> Stored data entries
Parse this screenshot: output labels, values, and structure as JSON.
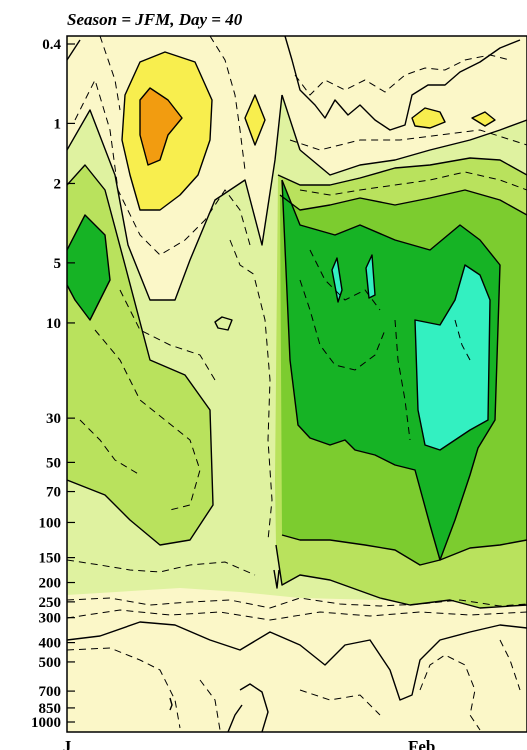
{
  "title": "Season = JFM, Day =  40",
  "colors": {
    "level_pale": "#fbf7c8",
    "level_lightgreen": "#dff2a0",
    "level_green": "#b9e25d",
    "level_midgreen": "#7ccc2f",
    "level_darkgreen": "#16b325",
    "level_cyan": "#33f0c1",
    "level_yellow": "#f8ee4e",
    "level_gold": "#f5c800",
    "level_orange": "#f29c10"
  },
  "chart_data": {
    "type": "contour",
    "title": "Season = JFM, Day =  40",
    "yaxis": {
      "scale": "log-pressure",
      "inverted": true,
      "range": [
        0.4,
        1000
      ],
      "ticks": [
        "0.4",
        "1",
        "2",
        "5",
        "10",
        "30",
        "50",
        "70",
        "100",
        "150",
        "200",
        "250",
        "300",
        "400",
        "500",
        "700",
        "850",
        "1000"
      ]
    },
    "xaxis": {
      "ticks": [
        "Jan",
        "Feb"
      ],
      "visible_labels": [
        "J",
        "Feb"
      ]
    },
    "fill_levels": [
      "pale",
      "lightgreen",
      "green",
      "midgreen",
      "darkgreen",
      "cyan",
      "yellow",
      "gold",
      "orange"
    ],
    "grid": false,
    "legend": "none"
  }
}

...

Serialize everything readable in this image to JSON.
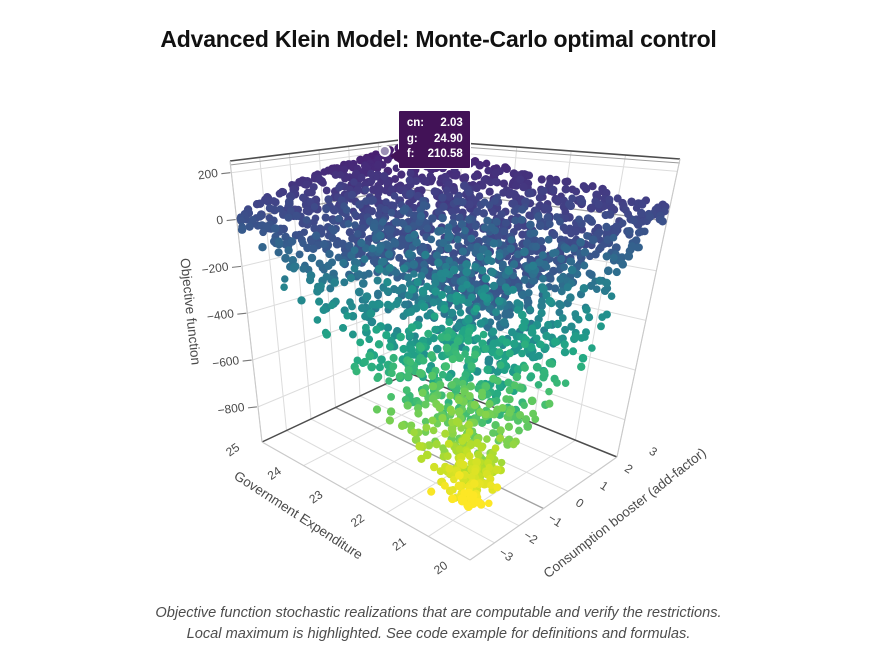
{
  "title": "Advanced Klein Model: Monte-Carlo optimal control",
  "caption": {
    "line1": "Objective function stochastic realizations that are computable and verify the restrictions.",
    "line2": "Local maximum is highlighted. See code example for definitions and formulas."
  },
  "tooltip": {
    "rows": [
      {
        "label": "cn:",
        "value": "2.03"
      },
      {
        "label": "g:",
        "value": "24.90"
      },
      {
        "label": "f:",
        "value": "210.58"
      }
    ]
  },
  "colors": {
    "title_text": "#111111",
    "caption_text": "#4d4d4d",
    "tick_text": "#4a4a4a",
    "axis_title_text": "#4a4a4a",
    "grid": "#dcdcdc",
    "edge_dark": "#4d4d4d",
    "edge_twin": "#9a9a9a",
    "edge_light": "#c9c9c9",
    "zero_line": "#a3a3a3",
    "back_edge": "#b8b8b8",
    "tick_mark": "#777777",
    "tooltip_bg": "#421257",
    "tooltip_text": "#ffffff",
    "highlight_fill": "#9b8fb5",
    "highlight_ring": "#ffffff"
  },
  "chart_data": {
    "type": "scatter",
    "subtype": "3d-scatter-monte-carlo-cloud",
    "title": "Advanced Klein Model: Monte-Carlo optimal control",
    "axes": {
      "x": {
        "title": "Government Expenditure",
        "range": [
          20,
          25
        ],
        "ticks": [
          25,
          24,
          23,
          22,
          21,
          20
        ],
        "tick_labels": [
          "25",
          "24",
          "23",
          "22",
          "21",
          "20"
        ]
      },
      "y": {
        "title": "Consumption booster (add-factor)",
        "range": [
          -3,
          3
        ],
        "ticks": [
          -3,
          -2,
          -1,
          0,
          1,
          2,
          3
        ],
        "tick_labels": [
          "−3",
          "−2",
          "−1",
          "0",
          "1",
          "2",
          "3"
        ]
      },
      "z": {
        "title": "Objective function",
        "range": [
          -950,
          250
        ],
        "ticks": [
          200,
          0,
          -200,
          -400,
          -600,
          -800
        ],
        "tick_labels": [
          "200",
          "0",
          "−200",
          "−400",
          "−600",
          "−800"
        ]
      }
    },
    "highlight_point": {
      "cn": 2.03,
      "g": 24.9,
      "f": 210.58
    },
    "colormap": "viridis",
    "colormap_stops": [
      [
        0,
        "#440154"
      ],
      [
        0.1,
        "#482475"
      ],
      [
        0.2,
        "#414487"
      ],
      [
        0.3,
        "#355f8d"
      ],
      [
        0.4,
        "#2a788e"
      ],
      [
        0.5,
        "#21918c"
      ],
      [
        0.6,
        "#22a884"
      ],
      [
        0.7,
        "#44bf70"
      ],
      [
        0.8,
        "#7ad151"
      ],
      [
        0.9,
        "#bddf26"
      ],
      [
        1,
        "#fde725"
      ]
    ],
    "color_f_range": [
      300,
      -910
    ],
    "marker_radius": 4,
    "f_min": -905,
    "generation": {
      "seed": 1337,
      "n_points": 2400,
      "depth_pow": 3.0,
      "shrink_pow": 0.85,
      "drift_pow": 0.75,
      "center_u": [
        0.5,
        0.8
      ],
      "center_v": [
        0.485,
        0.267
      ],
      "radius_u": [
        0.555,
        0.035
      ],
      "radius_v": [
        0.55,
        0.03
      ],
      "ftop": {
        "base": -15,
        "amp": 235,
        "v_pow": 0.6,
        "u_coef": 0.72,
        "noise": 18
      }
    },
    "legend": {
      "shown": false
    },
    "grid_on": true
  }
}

> REQUIRED WORK
In the listing, find each line with the string "JSON" and copy it.

> RESULT FOR THIS EXERCISE
Parse this screenshot: output labels, values, and structure as JSON.
Serialize everything readable in this image to JSON.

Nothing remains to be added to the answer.